Return everything in the listing from its first line down to the line containing "y-tick-label: 380 <box>4 76 28 92</box>", including both ends, reproducing each line verbatim.

(Region boundary data)
::::

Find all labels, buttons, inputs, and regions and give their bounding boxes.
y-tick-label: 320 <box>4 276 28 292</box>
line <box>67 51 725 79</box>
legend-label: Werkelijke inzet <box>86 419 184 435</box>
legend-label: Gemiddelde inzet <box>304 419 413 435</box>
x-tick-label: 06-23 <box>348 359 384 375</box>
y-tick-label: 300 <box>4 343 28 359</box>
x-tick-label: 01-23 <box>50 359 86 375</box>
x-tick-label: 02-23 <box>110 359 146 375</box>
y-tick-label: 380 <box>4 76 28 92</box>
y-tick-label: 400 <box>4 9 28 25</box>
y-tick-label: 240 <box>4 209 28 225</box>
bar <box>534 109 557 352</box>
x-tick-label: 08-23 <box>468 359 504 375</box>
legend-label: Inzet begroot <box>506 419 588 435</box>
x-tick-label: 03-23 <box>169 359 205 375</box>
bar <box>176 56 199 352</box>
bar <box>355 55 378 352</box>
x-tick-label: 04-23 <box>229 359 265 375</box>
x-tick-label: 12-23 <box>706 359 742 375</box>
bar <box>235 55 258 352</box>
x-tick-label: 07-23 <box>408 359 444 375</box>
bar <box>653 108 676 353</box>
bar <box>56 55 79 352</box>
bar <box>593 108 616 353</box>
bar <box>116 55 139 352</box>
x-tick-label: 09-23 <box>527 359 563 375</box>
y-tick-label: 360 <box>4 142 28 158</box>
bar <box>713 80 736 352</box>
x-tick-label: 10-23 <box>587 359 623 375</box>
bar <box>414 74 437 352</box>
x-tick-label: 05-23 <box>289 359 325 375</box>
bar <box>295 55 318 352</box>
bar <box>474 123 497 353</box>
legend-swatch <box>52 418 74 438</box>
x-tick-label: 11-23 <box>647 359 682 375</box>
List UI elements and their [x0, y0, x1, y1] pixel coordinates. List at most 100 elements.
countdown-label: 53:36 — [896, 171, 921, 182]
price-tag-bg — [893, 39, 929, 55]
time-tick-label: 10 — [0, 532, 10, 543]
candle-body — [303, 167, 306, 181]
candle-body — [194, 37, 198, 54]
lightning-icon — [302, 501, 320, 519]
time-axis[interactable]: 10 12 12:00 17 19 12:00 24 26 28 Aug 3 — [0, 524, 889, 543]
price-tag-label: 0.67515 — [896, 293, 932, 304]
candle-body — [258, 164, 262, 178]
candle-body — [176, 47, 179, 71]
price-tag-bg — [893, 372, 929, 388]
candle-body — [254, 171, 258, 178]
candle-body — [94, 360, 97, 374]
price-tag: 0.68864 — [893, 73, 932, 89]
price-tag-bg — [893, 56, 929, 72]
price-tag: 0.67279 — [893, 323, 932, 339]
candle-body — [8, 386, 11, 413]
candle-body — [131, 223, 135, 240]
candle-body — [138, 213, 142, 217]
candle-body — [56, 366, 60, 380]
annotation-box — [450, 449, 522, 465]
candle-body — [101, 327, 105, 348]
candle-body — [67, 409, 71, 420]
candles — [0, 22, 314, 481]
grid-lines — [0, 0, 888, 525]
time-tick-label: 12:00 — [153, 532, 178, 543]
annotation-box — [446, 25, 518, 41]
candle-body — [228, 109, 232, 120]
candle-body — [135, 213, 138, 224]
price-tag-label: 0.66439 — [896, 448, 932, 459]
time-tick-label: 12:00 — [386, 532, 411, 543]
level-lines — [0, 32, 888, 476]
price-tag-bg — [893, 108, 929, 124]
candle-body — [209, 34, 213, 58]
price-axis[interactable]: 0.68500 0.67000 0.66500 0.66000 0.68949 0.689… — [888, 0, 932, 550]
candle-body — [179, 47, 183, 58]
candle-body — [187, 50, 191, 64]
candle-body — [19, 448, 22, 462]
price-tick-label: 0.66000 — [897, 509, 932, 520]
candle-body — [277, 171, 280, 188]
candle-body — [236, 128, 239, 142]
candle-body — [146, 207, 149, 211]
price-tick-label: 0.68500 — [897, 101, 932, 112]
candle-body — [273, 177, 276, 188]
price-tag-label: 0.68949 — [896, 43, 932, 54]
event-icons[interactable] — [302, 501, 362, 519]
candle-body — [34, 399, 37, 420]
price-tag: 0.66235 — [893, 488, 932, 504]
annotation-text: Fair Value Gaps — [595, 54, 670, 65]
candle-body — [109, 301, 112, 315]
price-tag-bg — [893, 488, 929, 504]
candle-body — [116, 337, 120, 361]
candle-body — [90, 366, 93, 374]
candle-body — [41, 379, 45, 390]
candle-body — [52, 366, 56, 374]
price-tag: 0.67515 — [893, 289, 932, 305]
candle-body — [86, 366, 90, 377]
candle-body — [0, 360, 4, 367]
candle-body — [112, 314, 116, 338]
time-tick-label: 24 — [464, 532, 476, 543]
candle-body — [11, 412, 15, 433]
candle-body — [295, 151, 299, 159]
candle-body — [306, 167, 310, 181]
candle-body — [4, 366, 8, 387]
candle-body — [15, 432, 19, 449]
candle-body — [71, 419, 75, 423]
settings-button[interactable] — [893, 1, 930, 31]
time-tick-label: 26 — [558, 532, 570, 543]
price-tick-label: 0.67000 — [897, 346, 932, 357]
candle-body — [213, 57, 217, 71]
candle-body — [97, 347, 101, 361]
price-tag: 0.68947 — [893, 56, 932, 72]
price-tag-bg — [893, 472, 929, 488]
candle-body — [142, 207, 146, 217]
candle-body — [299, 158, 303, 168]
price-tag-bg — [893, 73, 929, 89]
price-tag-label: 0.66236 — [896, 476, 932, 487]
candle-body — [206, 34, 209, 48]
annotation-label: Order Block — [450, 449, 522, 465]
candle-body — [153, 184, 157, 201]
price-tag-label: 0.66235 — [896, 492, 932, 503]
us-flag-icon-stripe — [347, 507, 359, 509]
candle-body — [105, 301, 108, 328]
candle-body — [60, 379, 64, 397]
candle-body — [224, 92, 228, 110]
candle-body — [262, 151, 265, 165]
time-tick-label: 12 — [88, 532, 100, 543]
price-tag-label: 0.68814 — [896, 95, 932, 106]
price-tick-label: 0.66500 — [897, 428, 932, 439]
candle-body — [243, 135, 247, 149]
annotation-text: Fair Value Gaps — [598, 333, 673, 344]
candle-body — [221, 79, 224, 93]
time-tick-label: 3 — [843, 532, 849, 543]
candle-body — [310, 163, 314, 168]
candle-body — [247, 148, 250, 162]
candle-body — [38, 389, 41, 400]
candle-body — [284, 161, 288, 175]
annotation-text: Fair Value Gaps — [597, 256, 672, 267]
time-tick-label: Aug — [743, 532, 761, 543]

::::

(Response for this exercise)
Find all labels, buttons, inputs, and regions and give their bounding boxes.
y-tick-label: 320 <box>4 276 28 292</box>
line <box>67 51 725 79</box>
legend-label: Werkelijke inzet <box>86 419 184 435</box>
legend-label: Gemiddelde inzet <box>304 419 413 435</box>
x-tick-label: 06-23 <box>348 359 384 375</box>
y-tick-label: 300 <box>4 343 28 359</box>
x-tick-label: 01-23 <box>50 359 86 375</box>
x-tick-label: 02-23 <box>110 359 146 375</box>
y-tick-label: 380 <box>4 76 28 92</box>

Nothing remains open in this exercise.